### WHAT TO PRODUCE
Make an exact copy of all the entries below, with the pictures left out.

(Records from a collection)
>> Begin
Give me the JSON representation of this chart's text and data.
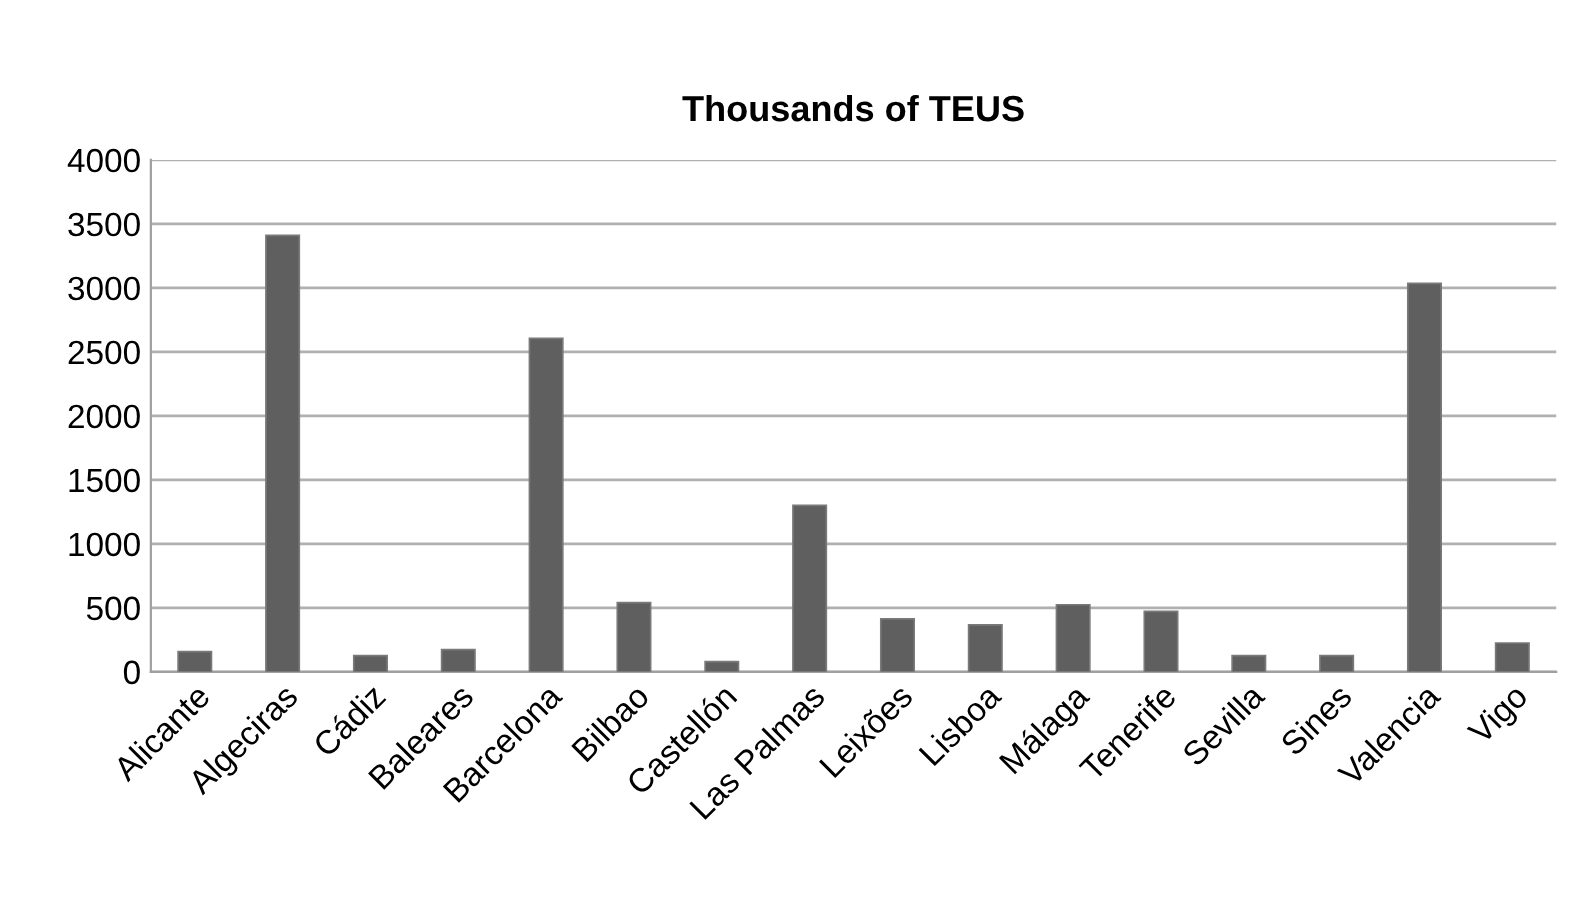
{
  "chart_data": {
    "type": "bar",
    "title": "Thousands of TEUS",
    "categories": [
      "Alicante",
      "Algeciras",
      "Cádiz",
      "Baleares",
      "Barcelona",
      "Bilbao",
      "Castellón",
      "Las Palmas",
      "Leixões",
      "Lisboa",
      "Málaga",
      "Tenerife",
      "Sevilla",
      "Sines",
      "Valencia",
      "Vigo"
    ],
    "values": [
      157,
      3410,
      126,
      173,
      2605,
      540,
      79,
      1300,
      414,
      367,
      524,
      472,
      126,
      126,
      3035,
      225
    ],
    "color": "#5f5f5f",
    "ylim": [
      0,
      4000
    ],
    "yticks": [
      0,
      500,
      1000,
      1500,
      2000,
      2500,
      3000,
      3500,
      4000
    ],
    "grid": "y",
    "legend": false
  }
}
>> End
### RESPONSE
Give me the JSON representation of this chart's text and data.
{
  "chart_data": {
    "type": "bar",
    "title": "Thousands of TEUS",
    "categories": [
      "Alicante",
      "Algeciras",
      "Cádiz",
      "Baleares",
      "Barcelona",
      "Bilbao",
      "Castellón",
      "Las Palmas",
      "Leixões",
      "Lisboa",
      "Málaga",
      "Tenerife",
      "Sevilla",
      "Sines",
      "Valencia",
      "Vigo"
    ],
    "values": [
      157,
      3410,
      126,
      173,
      2605,
      540,
      79,
      1300,
      414,
      367,
      524,
      472,
      126,
      126,
      3035,
      225
    ],
    "color": "#5f5f5f",
    "ylim": [
      0,
      4000
    ],
    "yticks": [
      0,
      500,
      1000,
      1500,
      2000,
      2500,
      3000,
      3500,
      4000
    ],
    "grid": "y",
    "legend": false
  }
}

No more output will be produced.